--- START OF Input data ---

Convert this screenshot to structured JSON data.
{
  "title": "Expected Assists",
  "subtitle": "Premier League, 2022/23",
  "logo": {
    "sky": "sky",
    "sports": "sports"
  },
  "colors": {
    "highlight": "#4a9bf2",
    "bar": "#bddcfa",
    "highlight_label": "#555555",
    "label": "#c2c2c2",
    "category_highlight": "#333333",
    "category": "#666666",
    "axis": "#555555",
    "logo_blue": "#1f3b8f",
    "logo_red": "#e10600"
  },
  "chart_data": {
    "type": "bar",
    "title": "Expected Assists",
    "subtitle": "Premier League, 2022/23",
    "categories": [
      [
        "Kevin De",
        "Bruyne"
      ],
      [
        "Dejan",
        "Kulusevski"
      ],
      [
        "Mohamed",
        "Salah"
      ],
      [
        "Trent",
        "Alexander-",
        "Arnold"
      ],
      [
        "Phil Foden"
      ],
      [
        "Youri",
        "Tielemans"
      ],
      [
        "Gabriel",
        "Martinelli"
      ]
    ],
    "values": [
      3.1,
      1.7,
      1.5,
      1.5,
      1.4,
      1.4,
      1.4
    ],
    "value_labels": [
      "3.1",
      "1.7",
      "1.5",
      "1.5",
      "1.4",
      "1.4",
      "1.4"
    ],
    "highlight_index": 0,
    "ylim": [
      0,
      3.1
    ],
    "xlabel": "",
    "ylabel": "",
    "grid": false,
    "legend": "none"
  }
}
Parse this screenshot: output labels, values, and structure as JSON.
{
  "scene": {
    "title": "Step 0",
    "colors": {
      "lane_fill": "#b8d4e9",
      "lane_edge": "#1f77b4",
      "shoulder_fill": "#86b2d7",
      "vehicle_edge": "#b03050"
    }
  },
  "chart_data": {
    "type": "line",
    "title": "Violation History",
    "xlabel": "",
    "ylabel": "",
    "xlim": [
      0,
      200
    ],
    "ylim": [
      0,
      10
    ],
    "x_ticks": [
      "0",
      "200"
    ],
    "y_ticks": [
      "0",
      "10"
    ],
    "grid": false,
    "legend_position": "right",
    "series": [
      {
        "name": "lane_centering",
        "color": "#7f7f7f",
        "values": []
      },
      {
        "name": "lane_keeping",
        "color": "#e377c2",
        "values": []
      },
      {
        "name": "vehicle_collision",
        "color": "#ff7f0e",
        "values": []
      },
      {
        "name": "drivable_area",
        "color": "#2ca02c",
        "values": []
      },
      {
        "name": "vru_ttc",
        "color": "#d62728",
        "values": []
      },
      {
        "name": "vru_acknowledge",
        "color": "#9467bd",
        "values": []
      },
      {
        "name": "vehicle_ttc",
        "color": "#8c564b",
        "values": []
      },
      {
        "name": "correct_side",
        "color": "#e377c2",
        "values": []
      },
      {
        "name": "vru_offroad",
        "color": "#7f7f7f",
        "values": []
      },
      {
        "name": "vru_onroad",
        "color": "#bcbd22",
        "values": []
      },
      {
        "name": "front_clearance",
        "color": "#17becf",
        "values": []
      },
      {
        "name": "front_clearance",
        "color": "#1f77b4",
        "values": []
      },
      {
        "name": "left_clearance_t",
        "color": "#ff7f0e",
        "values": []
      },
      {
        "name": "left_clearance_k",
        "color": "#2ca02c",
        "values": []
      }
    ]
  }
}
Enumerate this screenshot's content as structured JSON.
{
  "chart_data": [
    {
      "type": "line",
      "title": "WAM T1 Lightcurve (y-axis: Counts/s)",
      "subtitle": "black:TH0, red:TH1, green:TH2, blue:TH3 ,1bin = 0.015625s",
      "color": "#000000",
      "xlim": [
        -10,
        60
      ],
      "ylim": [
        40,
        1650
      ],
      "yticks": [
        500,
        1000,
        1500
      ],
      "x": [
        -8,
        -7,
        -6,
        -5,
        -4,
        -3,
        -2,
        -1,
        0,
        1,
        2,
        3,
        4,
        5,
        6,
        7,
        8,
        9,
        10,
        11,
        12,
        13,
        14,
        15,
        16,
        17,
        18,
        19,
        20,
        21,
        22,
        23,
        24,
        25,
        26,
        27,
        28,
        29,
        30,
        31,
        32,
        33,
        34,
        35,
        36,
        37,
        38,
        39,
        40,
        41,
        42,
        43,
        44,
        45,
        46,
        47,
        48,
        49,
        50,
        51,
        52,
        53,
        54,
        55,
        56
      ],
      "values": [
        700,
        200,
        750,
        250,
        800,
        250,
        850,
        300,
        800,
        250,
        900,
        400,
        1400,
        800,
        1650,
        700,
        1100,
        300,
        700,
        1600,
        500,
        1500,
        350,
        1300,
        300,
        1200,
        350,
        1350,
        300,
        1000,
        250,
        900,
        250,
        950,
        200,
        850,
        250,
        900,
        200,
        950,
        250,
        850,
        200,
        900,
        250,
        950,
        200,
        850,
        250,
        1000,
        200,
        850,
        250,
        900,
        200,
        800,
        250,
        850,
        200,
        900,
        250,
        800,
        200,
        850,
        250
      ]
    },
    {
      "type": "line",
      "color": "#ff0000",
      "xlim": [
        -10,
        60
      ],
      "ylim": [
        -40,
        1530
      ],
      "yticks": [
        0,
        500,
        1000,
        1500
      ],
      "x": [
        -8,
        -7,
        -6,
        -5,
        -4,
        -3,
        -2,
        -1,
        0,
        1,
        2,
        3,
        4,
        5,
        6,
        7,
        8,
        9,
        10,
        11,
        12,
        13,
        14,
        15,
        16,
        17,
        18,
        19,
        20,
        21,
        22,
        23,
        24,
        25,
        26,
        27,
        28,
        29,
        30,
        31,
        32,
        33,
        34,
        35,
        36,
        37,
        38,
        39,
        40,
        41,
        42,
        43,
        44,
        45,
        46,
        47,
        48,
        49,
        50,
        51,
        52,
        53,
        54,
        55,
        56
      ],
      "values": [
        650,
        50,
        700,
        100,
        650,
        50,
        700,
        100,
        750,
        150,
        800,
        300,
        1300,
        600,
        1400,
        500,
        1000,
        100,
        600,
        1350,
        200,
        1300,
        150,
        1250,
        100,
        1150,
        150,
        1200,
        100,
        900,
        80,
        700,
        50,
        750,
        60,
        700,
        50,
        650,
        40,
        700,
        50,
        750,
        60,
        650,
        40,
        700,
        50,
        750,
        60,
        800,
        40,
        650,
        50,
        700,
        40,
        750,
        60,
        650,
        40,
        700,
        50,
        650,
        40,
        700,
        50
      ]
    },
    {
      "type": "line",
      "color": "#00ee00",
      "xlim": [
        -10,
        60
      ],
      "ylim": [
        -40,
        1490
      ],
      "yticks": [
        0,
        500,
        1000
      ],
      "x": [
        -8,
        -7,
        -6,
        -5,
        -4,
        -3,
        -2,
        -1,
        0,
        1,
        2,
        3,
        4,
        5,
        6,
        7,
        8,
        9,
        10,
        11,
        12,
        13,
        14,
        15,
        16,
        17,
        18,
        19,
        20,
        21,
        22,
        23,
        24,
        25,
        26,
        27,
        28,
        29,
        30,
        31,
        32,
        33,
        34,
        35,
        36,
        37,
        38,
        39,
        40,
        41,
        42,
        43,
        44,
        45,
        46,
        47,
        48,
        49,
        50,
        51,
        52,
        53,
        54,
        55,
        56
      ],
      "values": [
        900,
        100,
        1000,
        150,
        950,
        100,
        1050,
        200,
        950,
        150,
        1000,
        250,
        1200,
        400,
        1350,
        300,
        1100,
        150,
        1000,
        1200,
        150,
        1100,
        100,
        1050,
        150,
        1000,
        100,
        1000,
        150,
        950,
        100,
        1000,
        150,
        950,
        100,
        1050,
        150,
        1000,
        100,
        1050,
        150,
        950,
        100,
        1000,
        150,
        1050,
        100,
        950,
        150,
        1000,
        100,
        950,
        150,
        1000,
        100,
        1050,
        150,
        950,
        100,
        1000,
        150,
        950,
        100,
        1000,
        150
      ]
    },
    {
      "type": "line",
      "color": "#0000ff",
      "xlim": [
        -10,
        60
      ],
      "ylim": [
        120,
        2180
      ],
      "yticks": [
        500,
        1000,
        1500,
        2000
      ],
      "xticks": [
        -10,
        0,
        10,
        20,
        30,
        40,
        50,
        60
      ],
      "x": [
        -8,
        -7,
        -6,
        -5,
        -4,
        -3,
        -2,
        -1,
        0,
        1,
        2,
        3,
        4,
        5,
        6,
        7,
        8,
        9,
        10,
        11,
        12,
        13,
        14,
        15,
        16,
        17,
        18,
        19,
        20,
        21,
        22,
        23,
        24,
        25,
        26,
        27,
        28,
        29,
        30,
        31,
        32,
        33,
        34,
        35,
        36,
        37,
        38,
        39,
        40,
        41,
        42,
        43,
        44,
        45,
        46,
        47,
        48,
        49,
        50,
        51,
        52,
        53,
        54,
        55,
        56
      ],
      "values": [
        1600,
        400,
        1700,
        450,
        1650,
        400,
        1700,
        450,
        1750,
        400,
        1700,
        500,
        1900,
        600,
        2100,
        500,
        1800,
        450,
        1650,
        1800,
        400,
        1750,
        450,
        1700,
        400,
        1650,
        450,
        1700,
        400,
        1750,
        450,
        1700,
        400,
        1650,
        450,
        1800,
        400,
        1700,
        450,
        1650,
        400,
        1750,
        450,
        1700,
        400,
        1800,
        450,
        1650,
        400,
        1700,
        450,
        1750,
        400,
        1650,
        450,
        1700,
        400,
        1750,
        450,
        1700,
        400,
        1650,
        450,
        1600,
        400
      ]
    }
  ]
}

--- END OF Input data ---

# Exercise
Search the listing for the word "structured". Copy every line in which it occurs.

# Result
Convert this screenshot to structured JSON data.
Enumerate this screenshot's content as structured JSON.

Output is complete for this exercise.